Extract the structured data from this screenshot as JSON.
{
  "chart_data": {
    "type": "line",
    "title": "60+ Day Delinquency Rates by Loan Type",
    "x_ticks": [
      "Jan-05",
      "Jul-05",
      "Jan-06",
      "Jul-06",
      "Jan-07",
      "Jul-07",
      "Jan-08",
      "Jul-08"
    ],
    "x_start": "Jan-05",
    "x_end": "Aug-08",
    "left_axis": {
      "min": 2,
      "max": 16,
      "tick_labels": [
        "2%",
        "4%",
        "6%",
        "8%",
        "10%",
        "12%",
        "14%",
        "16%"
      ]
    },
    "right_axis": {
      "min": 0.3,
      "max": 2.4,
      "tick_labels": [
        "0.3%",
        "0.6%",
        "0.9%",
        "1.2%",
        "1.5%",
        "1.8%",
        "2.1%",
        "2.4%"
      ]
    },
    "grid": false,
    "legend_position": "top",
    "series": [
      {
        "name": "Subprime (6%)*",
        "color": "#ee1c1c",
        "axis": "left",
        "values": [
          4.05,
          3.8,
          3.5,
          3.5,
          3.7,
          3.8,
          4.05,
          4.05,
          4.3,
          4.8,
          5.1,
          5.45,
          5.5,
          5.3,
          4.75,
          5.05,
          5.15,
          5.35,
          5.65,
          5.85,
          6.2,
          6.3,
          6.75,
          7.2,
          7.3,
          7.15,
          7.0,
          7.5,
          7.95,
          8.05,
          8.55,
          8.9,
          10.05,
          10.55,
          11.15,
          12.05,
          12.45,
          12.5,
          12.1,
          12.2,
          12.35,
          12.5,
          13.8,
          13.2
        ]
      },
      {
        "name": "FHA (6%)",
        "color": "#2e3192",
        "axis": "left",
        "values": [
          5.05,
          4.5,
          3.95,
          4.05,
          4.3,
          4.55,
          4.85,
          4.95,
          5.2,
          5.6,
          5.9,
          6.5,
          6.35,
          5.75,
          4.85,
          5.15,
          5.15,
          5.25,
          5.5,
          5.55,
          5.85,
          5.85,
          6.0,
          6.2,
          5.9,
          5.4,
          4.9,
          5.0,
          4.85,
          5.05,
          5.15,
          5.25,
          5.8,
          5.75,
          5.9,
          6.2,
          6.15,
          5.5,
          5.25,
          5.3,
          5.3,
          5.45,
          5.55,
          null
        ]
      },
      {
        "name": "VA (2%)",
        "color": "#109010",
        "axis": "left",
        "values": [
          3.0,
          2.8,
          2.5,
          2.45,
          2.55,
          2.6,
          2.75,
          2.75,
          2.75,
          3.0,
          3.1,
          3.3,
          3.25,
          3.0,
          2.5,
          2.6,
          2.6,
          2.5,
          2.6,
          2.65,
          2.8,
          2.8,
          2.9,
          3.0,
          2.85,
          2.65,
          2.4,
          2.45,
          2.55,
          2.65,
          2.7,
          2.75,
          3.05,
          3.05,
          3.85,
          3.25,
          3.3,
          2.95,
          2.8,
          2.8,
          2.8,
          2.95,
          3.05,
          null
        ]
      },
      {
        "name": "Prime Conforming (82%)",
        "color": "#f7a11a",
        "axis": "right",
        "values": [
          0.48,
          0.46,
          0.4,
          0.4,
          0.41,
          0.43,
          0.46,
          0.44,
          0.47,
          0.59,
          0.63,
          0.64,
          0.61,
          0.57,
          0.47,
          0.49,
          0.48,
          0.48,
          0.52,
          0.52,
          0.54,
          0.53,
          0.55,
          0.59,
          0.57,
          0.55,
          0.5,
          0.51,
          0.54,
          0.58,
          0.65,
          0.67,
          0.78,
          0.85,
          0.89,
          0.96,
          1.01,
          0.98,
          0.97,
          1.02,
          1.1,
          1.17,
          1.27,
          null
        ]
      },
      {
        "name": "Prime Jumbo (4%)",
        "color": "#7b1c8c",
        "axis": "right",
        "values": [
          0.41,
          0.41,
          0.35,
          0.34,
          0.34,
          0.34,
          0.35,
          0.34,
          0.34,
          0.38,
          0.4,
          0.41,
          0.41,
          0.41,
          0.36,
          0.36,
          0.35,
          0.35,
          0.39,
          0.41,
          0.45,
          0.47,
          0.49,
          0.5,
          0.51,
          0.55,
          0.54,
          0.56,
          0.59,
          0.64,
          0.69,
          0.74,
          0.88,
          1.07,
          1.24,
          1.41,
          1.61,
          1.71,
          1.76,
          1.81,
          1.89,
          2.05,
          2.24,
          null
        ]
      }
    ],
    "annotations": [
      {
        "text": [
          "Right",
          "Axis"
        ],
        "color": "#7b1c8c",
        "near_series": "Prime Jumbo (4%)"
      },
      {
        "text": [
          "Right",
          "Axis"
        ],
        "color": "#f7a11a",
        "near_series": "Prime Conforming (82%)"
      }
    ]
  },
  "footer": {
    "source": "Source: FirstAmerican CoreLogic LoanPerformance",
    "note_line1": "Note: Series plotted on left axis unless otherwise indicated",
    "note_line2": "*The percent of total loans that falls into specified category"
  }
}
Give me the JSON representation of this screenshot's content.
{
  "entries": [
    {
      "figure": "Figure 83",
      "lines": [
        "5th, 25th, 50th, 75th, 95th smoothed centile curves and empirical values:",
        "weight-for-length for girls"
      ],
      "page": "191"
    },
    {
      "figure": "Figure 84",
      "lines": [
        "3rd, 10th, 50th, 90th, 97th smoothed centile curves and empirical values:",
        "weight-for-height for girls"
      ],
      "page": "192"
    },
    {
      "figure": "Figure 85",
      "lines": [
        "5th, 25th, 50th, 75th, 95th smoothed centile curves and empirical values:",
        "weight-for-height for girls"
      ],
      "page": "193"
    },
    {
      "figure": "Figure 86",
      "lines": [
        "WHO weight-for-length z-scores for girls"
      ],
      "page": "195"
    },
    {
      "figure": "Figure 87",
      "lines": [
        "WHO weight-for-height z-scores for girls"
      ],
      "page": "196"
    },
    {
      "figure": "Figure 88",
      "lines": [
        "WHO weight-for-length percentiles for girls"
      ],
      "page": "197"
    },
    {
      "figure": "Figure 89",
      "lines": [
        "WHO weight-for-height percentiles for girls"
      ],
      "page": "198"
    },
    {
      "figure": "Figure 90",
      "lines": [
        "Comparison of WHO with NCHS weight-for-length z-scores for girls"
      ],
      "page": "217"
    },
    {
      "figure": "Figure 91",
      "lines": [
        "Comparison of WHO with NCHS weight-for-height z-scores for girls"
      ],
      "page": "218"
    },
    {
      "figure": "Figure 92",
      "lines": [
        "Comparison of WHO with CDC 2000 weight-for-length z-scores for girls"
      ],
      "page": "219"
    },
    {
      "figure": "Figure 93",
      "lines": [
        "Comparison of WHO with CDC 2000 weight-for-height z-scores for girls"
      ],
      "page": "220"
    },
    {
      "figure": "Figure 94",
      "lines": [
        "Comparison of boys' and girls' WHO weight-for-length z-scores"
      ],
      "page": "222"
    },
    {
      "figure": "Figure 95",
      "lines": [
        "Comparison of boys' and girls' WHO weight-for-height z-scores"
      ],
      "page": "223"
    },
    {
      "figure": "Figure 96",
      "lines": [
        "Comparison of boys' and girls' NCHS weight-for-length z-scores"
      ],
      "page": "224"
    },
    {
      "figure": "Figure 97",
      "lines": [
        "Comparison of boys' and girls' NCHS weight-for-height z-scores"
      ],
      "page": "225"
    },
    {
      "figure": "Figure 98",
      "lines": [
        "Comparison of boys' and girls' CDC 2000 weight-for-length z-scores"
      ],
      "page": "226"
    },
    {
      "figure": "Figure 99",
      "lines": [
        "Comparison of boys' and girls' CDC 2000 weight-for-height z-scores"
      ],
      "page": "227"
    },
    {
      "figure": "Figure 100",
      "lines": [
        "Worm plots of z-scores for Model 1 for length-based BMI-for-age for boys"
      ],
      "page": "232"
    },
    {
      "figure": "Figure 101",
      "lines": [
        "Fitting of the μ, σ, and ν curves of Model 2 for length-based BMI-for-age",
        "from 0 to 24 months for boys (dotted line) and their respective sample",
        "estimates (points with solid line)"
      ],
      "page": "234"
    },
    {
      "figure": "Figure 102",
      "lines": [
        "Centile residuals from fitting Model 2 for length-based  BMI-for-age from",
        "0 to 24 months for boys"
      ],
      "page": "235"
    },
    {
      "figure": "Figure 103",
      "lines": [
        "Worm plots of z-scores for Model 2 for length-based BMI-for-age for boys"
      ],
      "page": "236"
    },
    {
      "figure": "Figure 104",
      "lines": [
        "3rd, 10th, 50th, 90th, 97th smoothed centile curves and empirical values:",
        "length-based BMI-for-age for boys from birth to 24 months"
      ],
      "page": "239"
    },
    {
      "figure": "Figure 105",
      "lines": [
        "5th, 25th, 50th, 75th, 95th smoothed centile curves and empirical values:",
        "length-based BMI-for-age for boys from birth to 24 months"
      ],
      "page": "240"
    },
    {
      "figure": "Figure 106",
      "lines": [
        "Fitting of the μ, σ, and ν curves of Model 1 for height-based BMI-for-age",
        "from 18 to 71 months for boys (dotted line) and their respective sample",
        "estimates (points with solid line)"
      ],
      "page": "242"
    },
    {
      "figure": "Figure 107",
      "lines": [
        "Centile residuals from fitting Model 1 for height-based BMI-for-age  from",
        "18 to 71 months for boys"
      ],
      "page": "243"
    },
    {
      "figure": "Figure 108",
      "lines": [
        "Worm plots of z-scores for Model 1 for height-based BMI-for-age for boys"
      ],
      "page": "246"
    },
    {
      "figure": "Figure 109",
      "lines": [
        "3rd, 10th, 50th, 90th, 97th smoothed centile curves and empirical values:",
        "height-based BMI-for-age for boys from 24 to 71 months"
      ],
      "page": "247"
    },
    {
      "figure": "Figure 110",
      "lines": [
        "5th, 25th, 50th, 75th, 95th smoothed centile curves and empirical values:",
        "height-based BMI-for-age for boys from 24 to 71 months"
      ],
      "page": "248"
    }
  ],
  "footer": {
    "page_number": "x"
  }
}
··········
=== Task instructions ===
Gather from the data above every line with the string "color".

=== The reply ===
        "color": "#ee1c1c",
        "color": "#2e3192",
        "color": "#109010",
        "color": "#f7a11a",
        "color": "#7b1c8c",
        "color": "#7b1c8c",
        "color": "#f7a11a",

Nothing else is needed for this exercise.